--- start RECORD EXCERPTS ---
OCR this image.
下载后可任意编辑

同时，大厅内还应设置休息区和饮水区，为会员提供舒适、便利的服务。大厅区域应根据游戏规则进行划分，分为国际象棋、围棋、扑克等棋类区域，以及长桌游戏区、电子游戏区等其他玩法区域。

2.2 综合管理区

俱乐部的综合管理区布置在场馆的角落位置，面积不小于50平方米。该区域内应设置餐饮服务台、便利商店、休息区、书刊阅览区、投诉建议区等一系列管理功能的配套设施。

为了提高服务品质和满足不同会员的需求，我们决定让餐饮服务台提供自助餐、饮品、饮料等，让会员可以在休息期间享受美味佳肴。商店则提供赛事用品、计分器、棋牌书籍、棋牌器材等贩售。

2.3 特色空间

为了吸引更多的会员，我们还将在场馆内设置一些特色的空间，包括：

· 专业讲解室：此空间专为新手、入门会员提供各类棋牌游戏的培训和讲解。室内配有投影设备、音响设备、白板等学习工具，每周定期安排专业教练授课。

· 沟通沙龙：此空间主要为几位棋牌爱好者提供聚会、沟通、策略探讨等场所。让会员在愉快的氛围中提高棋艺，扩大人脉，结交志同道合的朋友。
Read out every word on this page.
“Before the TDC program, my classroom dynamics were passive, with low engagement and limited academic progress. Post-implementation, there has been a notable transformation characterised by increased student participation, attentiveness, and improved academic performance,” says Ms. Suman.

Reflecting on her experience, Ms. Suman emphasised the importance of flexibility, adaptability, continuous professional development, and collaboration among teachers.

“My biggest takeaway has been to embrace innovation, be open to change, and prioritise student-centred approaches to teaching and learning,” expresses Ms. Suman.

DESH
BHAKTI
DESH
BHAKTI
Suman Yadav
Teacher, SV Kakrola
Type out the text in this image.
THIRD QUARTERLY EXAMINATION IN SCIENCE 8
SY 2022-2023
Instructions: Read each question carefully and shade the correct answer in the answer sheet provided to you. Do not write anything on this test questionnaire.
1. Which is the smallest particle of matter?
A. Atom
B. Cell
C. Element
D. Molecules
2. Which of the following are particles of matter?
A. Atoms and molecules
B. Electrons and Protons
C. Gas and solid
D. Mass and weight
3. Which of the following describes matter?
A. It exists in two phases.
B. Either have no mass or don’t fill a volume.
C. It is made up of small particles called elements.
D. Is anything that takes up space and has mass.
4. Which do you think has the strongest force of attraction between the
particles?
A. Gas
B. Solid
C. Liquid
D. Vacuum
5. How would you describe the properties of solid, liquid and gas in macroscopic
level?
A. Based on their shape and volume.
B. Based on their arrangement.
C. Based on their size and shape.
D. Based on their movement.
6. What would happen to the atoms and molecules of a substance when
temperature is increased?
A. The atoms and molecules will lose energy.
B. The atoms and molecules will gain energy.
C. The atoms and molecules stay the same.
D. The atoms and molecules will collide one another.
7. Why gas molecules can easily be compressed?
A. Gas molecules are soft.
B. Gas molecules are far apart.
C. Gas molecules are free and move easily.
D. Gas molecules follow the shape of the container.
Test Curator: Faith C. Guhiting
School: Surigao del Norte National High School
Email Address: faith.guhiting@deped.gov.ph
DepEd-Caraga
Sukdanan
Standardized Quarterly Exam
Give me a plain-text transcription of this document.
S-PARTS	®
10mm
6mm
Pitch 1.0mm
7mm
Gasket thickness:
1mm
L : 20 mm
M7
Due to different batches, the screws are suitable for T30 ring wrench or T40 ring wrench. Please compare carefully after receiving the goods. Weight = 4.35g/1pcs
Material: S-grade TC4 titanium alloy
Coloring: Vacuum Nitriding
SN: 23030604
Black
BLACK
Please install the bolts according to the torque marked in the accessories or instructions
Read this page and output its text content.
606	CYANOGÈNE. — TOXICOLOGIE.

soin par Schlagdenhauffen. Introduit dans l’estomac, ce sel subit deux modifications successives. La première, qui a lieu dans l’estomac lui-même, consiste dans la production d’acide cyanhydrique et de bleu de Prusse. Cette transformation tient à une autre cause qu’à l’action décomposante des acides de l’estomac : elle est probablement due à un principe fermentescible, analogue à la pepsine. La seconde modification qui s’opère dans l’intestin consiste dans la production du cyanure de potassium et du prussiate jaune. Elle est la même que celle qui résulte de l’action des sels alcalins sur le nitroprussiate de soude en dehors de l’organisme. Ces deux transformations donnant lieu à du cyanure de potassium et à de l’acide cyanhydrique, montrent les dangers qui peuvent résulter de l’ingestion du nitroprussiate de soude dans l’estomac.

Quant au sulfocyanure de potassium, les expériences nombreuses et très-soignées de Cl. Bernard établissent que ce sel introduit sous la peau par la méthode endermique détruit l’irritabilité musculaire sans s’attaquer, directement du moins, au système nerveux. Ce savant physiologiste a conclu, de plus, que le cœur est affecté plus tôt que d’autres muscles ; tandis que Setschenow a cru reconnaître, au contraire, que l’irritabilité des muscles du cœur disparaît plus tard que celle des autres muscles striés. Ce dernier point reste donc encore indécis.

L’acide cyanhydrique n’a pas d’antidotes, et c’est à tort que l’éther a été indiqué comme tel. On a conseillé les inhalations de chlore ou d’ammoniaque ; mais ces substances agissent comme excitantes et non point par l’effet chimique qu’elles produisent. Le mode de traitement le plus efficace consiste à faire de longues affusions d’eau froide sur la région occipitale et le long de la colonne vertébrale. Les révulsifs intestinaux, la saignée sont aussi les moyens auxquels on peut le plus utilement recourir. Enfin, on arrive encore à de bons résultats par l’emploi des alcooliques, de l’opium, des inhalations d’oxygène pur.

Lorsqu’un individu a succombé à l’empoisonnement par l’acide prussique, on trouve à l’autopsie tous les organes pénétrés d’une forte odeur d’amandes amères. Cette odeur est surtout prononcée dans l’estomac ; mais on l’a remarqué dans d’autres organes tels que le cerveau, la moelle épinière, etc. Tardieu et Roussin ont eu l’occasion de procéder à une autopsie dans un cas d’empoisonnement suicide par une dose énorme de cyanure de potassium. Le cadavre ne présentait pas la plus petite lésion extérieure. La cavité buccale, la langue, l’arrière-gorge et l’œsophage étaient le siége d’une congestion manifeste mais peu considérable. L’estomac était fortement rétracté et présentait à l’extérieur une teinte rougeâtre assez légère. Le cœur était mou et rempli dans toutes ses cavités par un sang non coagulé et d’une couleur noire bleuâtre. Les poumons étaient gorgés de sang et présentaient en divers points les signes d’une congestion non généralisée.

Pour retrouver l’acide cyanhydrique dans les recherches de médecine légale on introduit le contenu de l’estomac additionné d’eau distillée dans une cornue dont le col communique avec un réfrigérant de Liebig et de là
--- end RECORD EXCERPTS ---
_WORK TO BE COMPLETED_
Repeat the records exactly, including every line.

_EXERCISE RESULT_
OCR this image.
下载后可任意编辑

同时，大厅内还应设置休息区和饮水区，为会员提供舒适、便利的服务。大厅区域应根据游戏规则进行划分，分为国际象棋、围棋、扑克等棋类区域，以及长桌游戏区、电子游戏区等其他玩法区域。

2.2 综合管理区

俱乐部的综合管理区布置在场馆的角落位置，面积不小于50平方米。该区域内应设置餐饮服务台、便利商店、休息区、书刊阅览区、投诉建议区等一系列管理功能的配套设施。

为了提高服务品质和满足不同会员的需求，我们决定让餐饮服务台提供自助餐、饮品、饮料等，让会员可以在休息期间享受美味佳肴。商店则提供赛事用品、计分器、棋牌书籍、棋牌器材等贩售。

2.3 特色空间

为了吸引更多的会员，我们还将在场馆内设置一些特色的空间，包括：

· 专业讲解室：此空间专为新手、入门会员提供各类棋牌游戏的培训和讲解。室内配有投影设备、音响设备、白板等学习工具，每周定期安排专业教练授课。

· 沟通沙龙：此空间主要为几位棋牌爱好者提供聚会、沟通、策略探讨等场所。让会员在愉快的氛围中提高棋艺，扩大人脉，结交志同道合的朋友。
Read out every word on this page.
“Before the TDC program, my classroom dynamics were passive, with low engagement and limited academic progress. Post-implementation, there has been a notable transformation characterised by increased student participation, attentiveness, and improved academic performance,” says Ms. Suman.

Reflecting on her experience, Ms. Suman emphasised the importance of flexibility, adaptability, continuous professional development, and collaboration among teachers.

“My biggest takeaway has been to embrace innovation, be open to change, and prioritise student-centred approaches to teaching and learning,” expresses Ms. Suman.

DESH
BHAKTI
DESH
BHAKTI
Suman Yadav
Teacher, SV Kakrola
Type out the text in this image.
THIRD QUARTERLY EXAMINATION IN SCIENCE 8
SY 2022-2023
Instructions: Read each question carefully and shade the correct answer in the answer sheet provided to you. Do not write anything on this test questionnaire.
1. Which is the smallest particle of matter?
A. Atom
B. Cell
C. Element
D. Molecules
2. Which of the following are particles of matter?
A. Atoms and molecules
B. Electrons and Protons
C. Gas and solid
D. Mass and weight
3. Which of the following describes matter?
A. It exists in two phases.
B. Either have no mass or don’t fill a volume.
C. It is made up of small particles called elements.
D. Is anything that takes up space and has mass.
4. Which do you think has the strongest force of attraction between the
particles?
A. Gas
B. Solid
C. Liquid
D. Vacuum
5. How would you describe the properties of solid, liquid and gas in macroscopic
level?
A. Based on their shape and volume.
B. Based on their arrangement.
C. Based on their size and shape.
D. Based on their movement.
6. What would happen to the atoms and molecules of a substance when
temperature is increased?
A. The atoms and molecules will lose energy.
B. The atoms and molecules will gain energy.
C. The atoms and molecules stay the same.
D. The atoms and molecules will collide one another.
7. Why gas molecules can easily be compressed?
A. Gas molecules are soft.
B. Gas molecules are far apart.
C. Gas molecules are free and move easily.
D. Gas molecules follow the shape of the container.
Test Curator: Faith C. Guhiting
School: Surigao del Norte National High School
Email Address: faith.guhiting@deped.gov.ph
DepEd-Caraga
Sukdanan
Standardized Quarterly Exam
Give me a plain-text transcription of this document.
S-PARTS	®
10mm
6mm
Pitch 1.0mm
7mm
Gasket thickness:
1mm
L : 20 mm
M7
Due to different batches, the screws are suitable for T30 ring wrench or T40 ring wrench. Please compare carefully after receiving the goods. Weight = 4.35g/1pcs
Material: S-grade TC4 titanium alloy
Coloring: Vacuum Nitriding
SN: 23030604
Black
BLACK
Please install the bolts according to the torque marked in the accessories or instructions
Read this page and output its text content.
606	CYANOGÈNE. — TOXICOLOGIE.

soin par Schlagdenhauffen. Introduit dans l’estomac, ce sel subit deux modifications successives. La première, qui a lieu dans l’estomac lui-même, consiste dans la production d’acide cyanhydrique et de bleu de Prusse. Cette transformation tient à une autre cause qu’à l’action décomposante des acides de l’estomac : elle est probablement due à un principe fermentescible, analogue à la pepsine. La seconde modification qui s’opère dans l’intestin consiste dans la production du cyanure de potassium et du prussiate jaune. Elle est la même que celle qui résulte de l’action des sels alcalins sur le nitroprussiate de soude en dehors de l’organisme. Ces deux transformations donnant lieu à du cyanure de potassium et à de l’acide cyanhydrique, montrent les dangers qui peuvent résulter de l’ingestion du nitroprussiate de soude dans l’estomac.

Quant au sulfocyanure de potassium, les expériences nombreuses et très-soignées de Cl. Bernard établissent que ce sel introduit sous la peau par la méthode endermique détruit l’irritabilité musculaire sans s’attaquer, directement du moins, au système nerveux. Ce savant physiologiste a conclu, de plus, que le cœur est affecté plus tôt que d’autres muscles ; tandis que Setschenow a cru reconnaître, au contraire, que l’irritabilité des muscles du cœur disparaît plus tard que celle des autres muscles striés. Ce dernier point reste donc encore indécis.

L’acide cyanhydrique n’a pas d’antidotes, et c’est à tort que l’éther a été indiqué comme tel. On a conseillé les inhalations de chlore ou d’ammoniaque ; mais ces substances agissent comme excitantes et non point par l’effet chimique qu’elles produisent. Le mode de traitement le plus efficace consiste à faire de longues affusions d’eau froide sur la région occipitale et le long de la colonne vertébrale. Les révulsifs intestinaux, la saignée sont aussi les moyens auxquels on peut le plus utilement recourir. Enfin, on arrive encore à de bons résultats par l’emploi des alcooliques, de l’opium, des inhalations d’oxygène pur.

Lorsqu’un individu a succombé à l’empoisonnement par l’acide prussique, on trouve à l’autopsie tous les organes pénétrés d’une forte odeur d’amandes amères. Cette odeur est surtout prononcée dans l’estomac ; mais on l’a remarqué dans d’autres organes tels que le cerveau, la moelle épinière, etc. Tardieu et Roussin ont eu l’occasion de procéder à une autopsie dans un cas d’empoisonnement suicide par une dose énorme de cyanure de potassium. Le cadavre ne présentait pas la plus petite lésion extérieure. La cavité buccale, la langue, l’arrière-gorge et l’œsophage étaient le siége d’une congestion manifeste mais peu considérable. L’estomac était fortement rétracté et présentait à l’extérieur une teinte rougeâtre assez légère. Le cœur était mou et rempli dans toutes ses cavités par un sang non coagulé et d’une couleur noire bleuâtre. Les poumons étaient gorgés de sang et présentaient en divers points les signes d’une congestion non généralisée.

Pour retrouver l’acide cyanhydrique dans les recherches de médecine légale on introduit le contenu de l’estomac additionné d’eau distillée dans une cornue dont le col communique avec un réfrigérant de Liebig et de là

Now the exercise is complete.